• **YOUR OBJECTIVE**
Report every line below that holds the word "this".
_ _ _ _ _
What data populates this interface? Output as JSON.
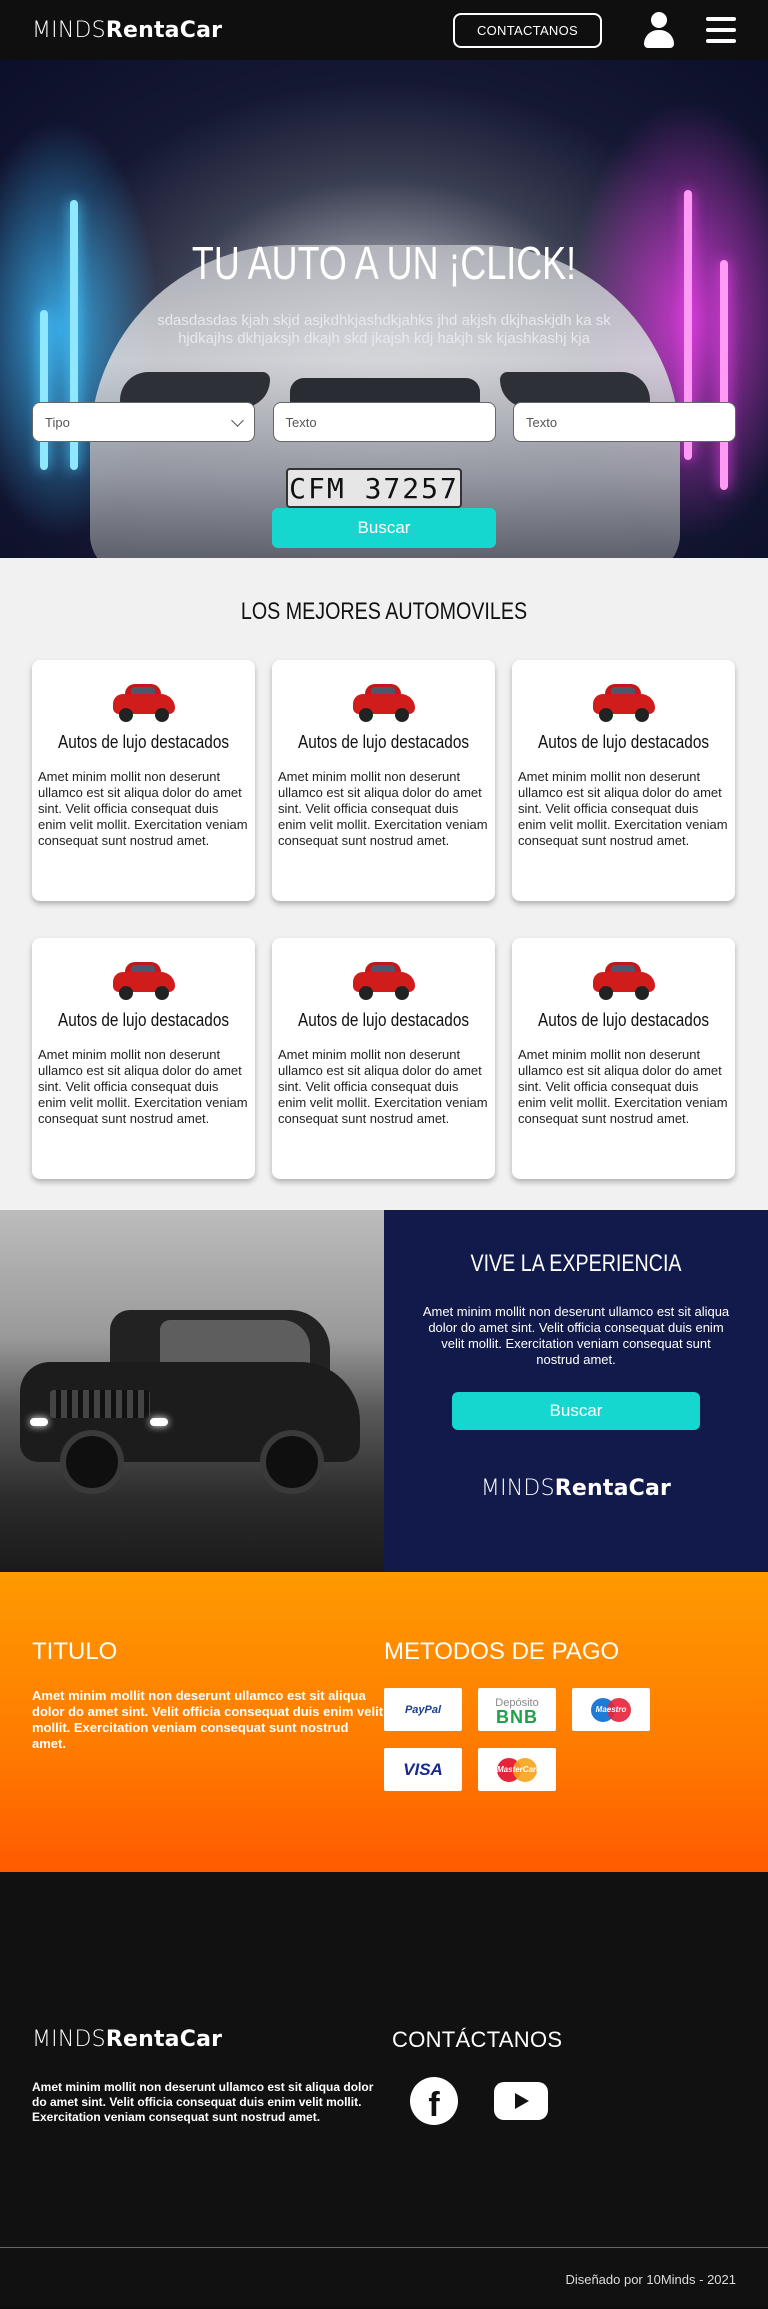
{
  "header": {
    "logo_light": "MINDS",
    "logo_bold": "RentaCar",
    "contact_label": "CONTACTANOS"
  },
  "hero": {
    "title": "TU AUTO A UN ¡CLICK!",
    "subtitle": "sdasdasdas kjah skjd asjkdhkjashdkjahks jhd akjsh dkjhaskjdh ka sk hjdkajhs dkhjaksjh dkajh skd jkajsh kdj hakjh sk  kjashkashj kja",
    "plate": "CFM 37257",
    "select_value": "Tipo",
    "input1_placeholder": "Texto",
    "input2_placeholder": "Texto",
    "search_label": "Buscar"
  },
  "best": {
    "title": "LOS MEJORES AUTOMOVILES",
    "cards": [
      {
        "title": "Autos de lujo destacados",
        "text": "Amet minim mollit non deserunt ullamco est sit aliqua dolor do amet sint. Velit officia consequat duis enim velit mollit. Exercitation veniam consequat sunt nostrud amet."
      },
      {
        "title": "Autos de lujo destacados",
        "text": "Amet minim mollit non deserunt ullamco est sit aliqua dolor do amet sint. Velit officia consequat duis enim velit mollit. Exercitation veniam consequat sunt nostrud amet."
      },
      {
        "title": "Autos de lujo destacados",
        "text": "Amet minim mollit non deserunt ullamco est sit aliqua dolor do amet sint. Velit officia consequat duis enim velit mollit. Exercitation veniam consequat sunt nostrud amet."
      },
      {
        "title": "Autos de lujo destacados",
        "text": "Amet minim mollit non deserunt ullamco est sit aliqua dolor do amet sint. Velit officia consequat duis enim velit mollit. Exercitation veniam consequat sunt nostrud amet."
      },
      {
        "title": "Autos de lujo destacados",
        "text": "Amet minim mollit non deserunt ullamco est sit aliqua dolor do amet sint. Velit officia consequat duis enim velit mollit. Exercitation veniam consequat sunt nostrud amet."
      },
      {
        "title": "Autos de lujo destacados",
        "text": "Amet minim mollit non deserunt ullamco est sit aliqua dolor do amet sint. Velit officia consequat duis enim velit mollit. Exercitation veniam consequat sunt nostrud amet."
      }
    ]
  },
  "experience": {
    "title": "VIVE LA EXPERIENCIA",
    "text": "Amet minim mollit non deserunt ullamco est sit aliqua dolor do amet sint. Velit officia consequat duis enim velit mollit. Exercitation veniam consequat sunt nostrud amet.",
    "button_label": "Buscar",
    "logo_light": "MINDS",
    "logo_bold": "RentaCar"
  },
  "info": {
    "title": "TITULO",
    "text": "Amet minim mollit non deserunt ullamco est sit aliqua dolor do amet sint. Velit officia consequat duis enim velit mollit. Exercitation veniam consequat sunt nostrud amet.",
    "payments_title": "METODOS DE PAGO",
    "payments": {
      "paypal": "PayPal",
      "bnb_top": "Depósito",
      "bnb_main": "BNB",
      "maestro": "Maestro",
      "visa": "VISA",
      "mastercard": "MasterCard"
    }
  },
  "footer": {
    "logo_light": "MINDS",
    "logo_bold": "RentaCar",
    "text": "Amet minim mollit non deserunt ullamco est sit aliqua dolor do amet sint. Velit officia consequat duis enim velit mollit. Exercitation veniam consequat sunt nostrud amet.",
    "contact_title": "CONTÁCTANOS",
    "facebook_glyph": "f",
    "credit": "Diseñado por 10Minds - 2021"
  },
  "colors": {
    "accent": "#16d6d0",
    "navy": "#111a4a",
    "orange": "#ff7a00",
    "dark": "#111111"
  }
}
_ _ _ _ _
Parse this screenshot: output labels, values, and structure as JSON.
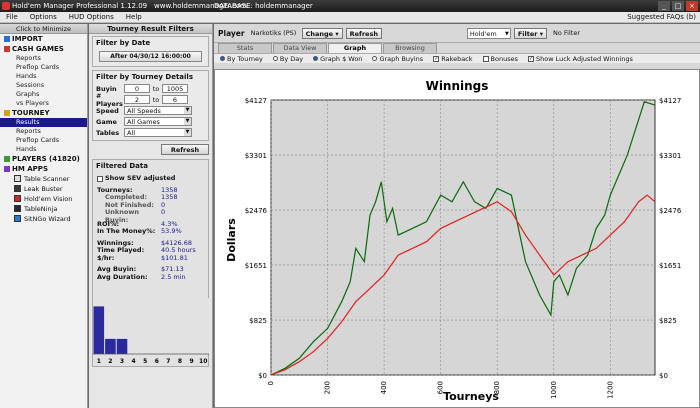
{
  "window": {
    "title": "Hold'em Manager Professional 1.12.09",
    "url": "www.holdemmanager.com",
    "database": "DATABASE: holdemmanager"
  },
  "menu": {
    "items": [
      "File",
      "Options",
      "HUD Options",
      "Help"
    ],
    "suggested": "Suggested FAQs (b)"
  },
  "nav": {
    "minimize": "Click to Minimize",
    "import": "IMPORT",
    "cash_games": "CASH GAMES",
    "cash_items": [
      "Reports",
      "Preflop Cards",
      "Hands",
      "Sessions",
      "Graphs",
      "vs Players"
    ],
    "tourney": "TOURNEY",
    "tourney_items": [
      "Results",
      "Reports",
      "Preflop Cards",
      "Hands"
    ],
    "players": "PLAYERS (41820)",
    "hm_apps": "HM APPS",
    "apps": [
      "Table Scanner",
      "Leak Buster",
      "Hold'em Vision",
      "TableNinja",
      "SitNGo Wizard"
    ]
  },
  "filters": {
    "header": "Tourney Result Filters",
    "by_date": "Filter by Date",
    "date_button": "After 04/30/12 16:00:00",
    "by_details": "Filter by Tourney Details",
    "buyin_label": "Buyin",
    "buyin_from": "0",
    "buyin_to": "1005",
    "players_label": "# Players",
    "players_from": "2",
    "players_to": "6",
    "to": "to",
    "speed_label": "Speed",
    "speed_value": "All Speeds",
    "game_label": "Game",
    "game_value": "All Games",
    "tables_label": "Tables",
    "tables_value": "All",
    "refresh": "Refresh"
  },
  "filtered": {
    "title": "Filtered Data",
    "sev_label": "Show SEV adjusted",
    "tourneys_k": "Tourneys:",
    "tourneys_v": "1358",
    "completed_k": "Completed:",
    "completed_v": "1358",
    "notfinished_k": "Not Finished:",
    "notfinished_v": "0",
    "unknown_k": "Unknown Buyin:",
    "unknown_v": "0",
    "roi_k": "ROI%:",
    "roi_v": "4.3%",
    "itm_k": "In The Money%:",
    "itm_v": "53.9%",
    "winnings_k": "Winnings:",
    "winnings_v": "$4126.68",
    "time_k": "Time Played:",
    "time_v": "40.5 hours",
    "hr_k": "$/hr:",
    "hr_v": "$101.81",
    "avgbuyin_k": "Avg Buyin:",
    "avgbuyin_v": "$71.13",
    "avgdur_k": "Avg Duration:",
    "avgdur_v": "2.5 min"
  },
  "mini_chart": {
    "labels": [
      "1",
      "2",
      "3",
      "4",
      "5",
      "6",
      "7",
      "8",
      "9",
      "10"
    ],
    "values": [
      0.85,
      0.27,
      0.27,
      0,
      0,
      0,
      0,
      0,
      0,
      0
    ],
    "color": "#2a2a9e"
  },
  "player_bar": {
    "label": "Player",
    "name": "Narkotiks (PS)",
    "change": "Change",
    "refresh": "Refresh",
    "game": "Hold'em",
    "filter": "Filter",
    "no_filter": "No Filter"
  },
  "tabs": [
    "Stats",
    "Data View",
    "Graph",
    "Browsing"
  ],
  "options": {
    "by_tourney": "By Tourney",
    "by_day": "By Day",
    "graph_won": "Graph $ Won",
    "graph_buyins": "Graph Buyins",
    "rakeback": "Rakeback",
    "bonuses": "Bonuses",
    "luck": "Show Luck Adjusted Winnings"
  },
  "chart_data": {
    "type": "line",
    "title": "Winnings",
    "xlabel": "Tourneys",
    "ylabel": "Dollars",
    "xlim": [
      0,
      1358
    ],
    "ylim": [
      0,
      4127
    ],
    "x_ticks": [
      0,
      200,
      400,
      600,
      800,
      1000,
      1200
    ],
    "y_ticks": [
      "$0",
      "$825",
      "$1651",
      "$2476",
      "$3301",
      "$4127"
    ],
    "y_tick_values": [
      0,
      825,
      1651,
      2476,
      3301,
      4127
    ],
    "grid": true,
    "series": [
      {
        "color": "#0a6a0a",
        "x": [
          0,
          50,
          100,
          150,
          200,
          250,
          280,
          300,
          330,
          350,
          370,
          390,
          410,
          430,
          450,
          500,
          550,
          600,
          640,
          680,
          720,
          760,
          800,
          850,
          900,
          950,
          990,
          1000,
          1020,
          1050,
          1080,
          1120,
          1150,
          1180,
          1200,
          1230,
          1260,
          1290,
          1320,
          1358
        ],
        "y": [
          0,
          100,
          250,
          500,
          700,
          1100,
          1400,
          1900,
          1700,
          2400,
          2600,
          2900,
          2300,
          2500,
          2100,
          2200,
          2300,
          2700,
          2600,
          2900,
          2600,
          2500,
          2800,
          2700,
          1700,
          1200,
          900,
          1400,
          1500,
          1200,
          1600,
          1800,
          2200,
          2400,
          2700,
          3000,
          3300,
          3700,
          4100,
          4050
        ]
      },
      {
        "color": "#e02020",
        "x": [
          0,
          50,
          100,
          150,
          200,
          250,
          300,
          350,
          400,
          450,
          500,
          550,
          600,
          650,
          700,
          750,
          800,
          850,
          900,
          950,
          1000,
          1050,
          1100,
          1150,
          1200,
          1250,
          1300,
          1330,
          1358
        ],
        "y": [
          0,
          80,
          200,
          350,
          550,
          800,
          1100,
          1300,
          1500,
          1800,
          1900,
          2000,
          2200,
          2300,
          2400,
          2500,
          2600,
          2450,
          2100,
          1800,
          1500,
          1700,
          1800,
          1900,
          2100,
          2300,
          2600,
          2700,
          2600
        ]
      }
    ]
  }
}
_ _ _ _ _
• **TASK ANSWER**
What data populates this interface? Output as JSON.
Parse this screenshot: output labels, values, and structure as JSON.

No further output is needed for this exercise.